**Exercise requirements:** Show every line of the records below that contains the word "JSON".

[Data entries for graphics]
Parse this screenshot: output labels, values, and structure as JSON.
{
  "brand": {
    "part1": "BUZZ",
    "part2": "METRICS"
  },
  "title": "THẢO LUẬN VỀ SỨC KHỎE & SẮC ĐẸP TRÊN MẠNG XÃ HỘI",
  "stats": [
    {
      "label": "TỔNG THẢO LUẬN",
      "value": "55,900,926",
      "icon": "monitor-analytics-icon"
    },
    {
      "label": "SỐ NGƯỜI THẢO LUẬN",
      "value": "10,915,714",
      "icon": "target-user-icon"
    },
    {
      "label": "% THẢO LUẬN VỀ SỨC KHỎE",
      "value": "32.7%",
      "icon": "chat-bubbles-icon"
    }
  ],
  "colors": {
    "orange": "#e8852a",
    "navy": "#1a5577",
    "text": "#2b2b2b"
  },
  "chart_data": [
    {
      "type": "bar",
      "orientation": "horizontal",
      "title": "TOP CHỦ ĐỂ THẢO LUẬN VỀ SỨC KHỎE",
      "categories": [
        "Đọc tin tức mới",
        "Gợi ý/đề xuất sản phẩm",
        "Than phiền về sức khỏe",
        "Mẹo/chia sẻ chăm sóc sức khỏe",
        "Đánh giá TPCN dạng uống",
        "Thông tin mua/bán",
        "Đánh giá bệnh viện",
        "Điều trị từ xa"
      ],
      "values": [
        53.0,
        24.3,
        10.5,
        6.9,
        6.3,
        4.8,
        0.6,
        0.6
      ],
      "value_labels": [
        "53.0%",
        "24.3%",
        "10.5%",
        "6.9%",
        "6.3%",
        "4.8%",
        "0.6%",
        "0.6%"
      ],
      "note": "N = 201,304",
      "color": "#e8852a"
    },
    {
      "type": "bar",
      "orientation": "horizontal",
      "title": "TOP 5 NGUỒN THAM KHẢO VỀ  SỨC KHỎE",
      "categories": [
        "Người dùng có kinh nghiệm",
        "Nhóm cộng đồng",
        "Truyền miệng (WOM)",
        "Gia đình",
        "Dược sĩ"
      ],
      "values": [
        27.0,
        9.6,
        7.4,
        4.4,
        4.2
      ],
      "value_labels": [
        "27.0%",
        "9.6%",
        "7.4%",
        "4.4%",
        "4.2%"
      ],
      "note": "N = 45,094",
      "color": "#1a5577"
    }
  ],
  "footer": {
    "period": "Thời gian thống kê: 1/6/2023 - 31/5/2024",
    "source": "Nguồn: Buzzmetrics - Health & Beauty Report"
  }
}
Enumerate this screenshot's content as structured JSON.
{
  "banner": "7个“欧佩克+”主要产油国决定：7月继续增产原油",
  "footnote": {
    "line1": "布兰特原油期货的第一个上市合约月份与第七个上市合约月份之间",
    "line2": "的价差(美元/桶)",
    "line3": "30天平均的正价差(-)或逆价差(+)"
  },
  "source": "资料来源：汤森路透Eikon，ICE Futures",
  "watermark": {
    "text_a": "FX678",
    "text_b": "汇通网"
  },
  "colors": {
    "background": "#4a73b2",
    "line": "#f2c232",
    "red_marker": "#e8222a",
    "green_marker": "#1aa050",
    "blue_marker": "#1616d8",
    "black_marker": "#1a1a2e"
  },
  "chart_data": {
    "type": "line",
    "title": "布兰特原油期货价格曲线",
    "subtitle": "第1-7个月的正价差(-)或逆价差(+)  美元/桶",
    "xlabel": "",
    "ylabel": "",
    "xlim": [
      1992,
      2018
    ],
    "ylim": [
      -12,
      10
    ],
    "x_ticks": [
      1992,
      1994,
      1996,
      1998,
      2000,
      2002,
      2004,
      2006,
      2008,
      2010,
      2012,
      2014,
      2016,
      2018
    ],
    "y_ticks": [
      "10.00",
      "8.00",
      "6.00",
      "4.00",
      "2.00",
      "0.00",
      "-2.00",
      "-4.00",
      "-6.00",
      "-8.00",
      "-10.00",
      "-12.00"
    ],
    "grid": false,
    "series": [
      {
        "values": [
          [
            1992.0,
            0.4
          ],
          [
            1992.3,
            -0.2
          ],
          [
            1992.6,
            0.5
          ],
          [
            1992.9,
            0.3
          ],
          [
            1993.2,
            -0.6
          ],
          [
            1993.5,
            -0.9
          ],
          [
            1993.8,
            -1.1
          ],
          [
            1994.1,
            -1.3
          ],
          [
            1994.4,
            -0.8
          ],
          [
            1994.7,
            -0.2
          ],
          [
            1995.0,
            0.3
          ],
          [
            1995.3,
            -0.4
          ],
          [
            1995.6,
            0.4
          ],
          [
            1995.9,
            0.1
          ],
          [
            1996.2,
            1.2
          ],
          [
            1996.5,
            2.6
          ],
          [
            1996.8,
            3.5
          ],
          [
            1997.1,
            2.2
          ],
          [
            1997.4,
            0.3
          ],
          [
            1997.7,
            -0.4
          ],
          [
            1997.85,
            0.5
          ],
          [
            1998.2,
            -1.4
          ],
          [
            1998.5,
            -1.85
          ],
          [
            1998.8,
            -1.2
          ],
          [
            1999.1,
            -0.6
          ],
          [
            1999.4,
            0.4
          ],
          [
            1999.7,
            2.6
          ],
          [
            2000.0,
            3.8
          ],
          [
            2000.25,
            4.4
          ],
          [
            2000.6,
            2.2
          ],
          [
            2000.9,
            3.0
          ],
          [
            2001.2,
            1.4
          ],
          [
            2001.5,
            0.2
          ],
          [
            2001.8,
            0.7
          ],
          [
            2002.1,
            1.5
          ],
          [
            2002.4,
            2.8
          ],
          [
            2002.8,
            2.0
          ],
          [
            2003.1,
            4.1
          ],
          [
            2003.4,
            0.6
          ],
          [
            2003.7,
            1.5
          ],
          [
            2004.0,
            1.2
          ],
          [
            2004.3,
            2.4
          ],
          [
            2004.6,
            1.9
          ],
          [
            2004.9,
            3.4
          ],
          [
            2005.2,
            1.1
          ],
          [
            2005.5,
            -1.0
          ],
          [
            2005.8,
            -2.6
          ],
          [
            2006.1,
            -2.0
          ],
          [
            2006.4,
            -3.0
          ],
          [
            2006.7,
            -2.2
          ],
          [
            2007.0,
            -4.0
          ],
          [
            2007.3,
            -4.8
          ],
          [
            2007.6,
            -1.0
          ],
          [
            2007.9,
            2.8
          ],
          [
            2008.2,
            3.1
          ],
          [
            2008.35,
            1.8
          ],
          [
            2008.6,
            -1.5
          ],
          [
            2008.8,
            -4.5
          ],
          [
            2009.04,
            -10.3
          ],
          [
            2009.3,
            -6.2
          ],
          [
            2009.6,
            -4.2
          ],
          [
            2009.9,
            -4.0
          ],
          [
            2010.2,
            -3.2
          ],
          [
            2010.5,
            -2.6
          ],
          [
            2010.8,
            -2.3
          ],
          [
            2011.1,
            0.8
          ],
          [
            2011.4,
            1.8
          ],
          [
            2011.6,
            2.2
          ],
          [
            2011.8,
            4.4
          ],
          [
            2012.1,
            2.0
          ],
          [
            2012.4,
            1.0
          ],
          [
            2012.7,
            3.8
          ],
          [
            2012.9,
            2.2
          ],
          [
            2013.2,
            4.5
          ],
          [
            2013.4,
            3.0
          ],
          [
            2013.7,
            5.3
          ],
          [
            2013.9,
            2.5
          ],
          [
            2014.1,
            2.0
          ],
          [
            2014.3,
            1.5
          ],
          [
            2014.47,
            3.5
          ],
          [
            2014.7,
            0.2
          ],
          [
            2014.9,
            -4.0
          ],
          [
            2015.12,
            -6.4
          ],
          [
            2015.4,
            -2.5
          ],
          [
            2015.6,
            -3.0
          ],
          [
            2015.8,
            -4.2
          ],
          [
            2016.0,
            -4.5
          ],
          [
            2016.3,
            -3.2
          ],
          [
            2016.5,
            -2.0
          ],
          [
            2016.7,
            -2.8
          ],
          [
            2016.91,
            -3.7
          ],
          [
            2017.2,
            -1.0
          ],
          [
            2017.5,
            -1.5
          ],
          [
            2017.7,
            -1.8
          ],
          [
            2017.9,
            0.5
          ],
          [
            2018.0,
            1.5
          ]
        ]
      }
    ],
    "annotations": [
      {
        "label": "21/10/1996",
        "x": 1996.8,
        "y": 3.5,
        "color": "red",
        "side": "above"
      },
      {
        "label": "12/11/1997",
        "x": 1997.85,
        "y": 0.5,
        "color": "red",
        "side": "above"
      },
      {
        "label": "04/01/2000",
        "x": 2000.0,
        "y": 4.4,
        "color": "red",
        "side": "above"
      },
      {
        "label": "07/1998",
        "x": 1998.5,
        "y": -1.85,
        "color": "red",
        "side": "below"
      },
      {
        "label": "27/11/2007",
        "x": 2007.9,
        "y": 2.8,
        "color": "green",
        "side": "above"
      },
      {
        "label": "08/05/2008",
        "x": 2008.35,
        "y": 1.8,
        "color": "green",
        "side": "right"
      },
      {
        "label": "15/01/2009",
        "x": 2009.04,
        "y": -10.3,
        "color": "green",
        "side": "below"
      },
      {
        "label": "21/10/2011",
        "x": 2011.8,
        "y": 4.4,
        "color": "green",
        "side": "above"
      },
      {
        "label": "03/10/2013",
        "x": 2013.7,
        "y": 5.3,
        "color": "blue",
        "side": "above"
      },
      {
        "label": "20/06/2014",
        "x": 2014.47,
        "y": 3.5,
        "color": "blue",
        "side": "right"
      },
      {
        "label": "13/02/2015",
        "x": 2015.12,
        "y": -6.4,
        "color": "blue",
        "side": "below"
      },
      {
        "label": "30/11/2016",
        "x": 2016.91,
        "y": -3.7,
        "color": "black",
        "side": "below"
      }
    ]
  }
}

**Complete answer:**
Parse this screenshot: output labels, values, and structure as JSON.
Enumerate this screenshot's content as structured JSON.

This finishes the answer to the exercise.